-- Start Data entries --

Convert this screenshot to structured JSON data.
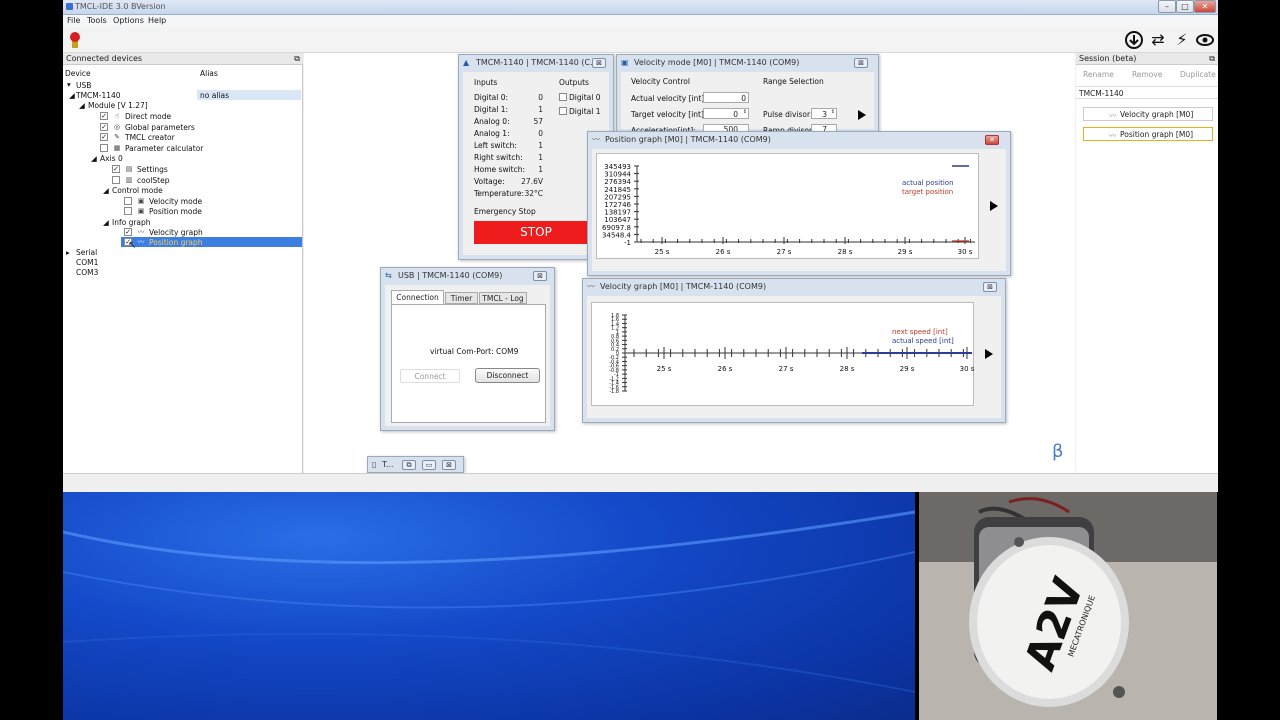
{
  "app_title": "TMCL-IDE 3.0 BVersion",
  "menu": [
    "File",
    "Tools",
    "Options",
    "Help"
  ],
  "connected_devices": {
    "title": "Connected devices",
    "col_device": "Device",
    "col_alias": "Alias",
    "usb": "USB",
    "device": "TMCM-1140",
    "alias": "no alias",
    "module": "Module [V 1.27]",
    "items": [
      "Direct mode",
      "Global parameters",
      "TMCL creator",
      "Parameter calculator"
    ],
    "axis": "Axis 0",
    "axis_items": [
      "Settings",
      "coolStep"
    ],
    "control_mode": "Control mode",
    "control_items": [
      "Velocity mode",
      "Position mode"
    ],
    "info_graph": "Info graph",
    "info_items": [
      "Velocity graph",
      "Position graph"
    ],
    "serial": "Serial",
    "com1": "COM1",
    "com3": "COM3"
  },
  "session": {
    "title": "Session  (beta)",
    "rename": "Rename",
    "remove": "Remove",
    "duplicate": "Duplicate",
    "device": "TMCM-1140",
    "items": [
      "Velocity graph [M0]",
      "Position graph [M0]"
    ]
  },
  "io_window": {
    "title": "TMCM-1140 | TMCM-1140 (C...",
    "inputs": "Inputs",
    "outputs": "Outputs",
    "rows": [
      [
        "Digital 0:",
        "0"
      ],
      [
        "Digital 1:",
        "1"
      ],
      [
        "Analog 0:",
        "57"
      ],
      [
        "Analog 1:",
        "0"
      ],
      [
        "Left switch:",
        "1"
      ],
      [
        "Right switch:",
        "1"
      ],
      [
        "Home switch:",
        "1"
      ],
      [
        "Voltage:",
        "27.6V"
      ],
      [
        "Temperature:",
        "32°C"
      ]
    ],
    "out": [
      "Digital 0",
      "Digital 1"
    ],
    "emergency": "Emergency Stop",
    "stop": "STOP"
  },
  "velmode_window": {
    "title": "Velocity mode [M0] | TMCM-1140 (COM9)",
    "velocity_control": "Velocity Control",
    "range": "Range Selection",
    "actual": "Actual velocity [int]:",
    "actual_val": "0",
    "target": "Target velocity [int]:",
    "target_val": "0",
    "accel": "Acceleration[int]:",
    "accel_val": "500",
    "pulse": "Pulse divisor:",
    "pulse_val": "3",
    "ramp": "Ramp divisor:",
    "ramp_val": "7"
  },
  "posgraph": {
    "title": "Position graph [M0] | TMCM-1140 (COM9)",
    "y_ticks": [
      "345493",
      "310944",
      "276394",
      "241845",
      "207295",
      "172746",
      "138197",
      "103647",
      "69097.8",
      "34548.4",
      "-1"
    ],
    "x_ticks": [
      "25 s",
      "26 s",
      "27 s",
      "28 s",
      "29 s",
      "30 s"
    ],
    "legend": [
      "actual position",
      "target position"
    ]
  },
  "velgraph": {
    "title": "Velocity graph [M0] | TMCM-1140 (COM9)",
    "y_ticks": [
      "1.8",
      "1.6",
      "1.4",
      "1.2",
      "1",
      "0.8",
      "0.6",
      "0.4",
      "0.2",
      "0",
      "-0.2",
      "-0.4",
      "-0.6",
      "-0.8",
      "-1",
      "-1.2",
      "-1.4",
      "-1.6",
      "-1.8"
    ],
    "x_ticks": [
      "25 s",
      "26 s",
      "27 s",
      "28 s",
      "29 s",
      "30 s"
    ],
    "legend": [
      "next speed [int]",
      "actual speed [int]"
    ]
  },
  "usb_window": {
    "title": "USB | TMCM-1140 (COM9)",
    "tabs": [
      "Connection",
      "Timer",
      "TMCL - Log"
    ],
    "port": "virtual Com-Port: COM9",
    "connect": "Connect",
    "disconnect": "Disconnect"
  },
  "minimized": {
    "title": "T..."
  },
  "beta": "β",
  "motor_label": "A2V",
  "motor_sub": "MECATRONIQUE",
  "colors": {
    "stop": "#ee1c1c",
    "selection": "#3d7fe0",
    "legend_blue": "#2b3c9b",
    "legend_red": "#c0392b"
  }
}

-- End Data entries --

Retype the entries word for word. Omit any images.

Convert this screenshot to structured JSON data.
{
  "app_title": "TMCL-IDE 3.0 BVersion",
  "menu": [
    "File",
    "Tools",
    "Options",
    "Help"
  ],
  "connected_devices": {
    "title": "Connected devices",
    "col_device": "Device",
    "col_alias": "Alias",
    "usb": "USB",
    "device": "TMCM-1140",
    "alias": "no alias",
    "module": "Module [V 1.27]",
    "items": [
      "Direct mode",
      "Global parameters",
      "TMCL creator",
      "Parameter calculator"
    ],
    "axis": "Axis 0",
    "axis_items": [
      "Settings",
      "coolStep"
    ],
    "control_mode": "Control mode",
    "control_items": [
      "Velocity mode",
      "Position mode"
    ],
    "info_graph": "Info graph",
    "info_items": [
      "Velocity graph",
      "Position graph"
    ],
    "serial": "Serial",
    "com1": "COM1",
    "com3": "COM3"
  },
  "session": {
    "title": "Session  (beta)",
    "rename": "Rename",
    "remove": "Remove",
    "duplicate": "Duplicate",
    "device": "TMCM-1140",
    "items": [
      "Velocity graph [M0]",
      "Position graph [M0]"
    ]
  },
  "io_window": {
    "title": "TMCM-1140 | TMCM-1140 (C...",
    "inputs": "Inputs",
    "outputs": "Outputs",
    "rows": [
      [
        "Digital 0:",
        "0"
      ],
      [
        "Digital 1:",
        "1"
      ],
      [
        "Analog 0:",
        "57"
      ],
      [
        "Analog 1:",
        "0"
      ],
      [
        "Left switch:",
        "1"
      ],
      [
        "Right switch:",
        "1"
      ],
      [
        "Home switch:",
        "1"
      ],
      [
        "Voltage:",
        "27.6V"
      ],
      [
        "Temperature:",
        "32°C"
      ]
    ],
    "out": [
      "Digital 0",
      "Digital 1"
    ],
    "emergency": "Emergency Stop",
    "stop": "STOP"
  },
  "velmode_window": {
    "title": "Velocity mode [M0] | TMCM-1140 (COM9)",
    "velocity_control": "Velocity Control",
    "range": "Range Selection",
    "actual": "Actual velocity [int]:",
    "actual_val": "0",
    "target": "Target velocity [int]:",
    "target_val": "0",
    "accel": "Acceleration[int]:",
    "accel_val": "500",
    "pulse": "Pulse divisor:",
    "pulse_val": "3",
    "ramp": "Ramp divisor:",
    "ramp_val": "7"
  },
  "posgraph": {
    "title": "Position graph [M0] | TMCM-1140 (COM9)",
    "y_ticks": [
      "345493",
      "310944",
      "276394",
      "241845",
      "207295",
      "172746",
      "138197",
      "103647",
      "69097.8",
      "34548.4",
      "-1"
    ],
    "x_ticks": [
      "25 s",
      "26 s",
      "27 s",
      "28 s",
      "29 s",
      "30 s"
    ],
    "legend": [
      "actual position",
      "target position"
    ]
  },
  "velgraph": {
    "title": "Velocity graph [M0] | TMCM-1140 (COM9)",
    "y_ticks": [
      "1.8",
      "1.6",
      "1.4",
      "1.2",
      "1",
      "0.8",
      "0.6",
      "0.4",
      "0.2",
      "0",
      "-0.2",
      "-0.4",
      "-0.6",
      "-0.8",
      "-1",
      "-1.2",
      "-1.4",
      "-1.6",
      "-1.8"
    ],
    "x_ticks": [
      "25 s",
      "26 s",
      "27 s",
      "28 s",
      "29 s",
      "30 s"
    ],
    "legend": [
      "next speed [int]",
      "actual speed [int]"
    ]
  },
  "usb_window": {
    "title": "USB | TMCM-1140 (COM9)",
    "tabs": [
      "Connection",
      "Timer",
      "TMCL - Log"
    ],
    "port": "virtual Com-Port: COM9",
    "connect": "Connect",
    "disconnect": "Disconnect"
  },
  "minimized": {
    "title": "T..."
  },
  "beta": "β",
  "motor_label": "A2V",
  "motor_sub": "MECATRONIQUE",
  "colors": {
    "stop": "#ee1c1c",
    "selection": "#3d7fe0",
    "legend_blue": "#2b3c9b",
    "legend_red": "#c0392b"
  }
}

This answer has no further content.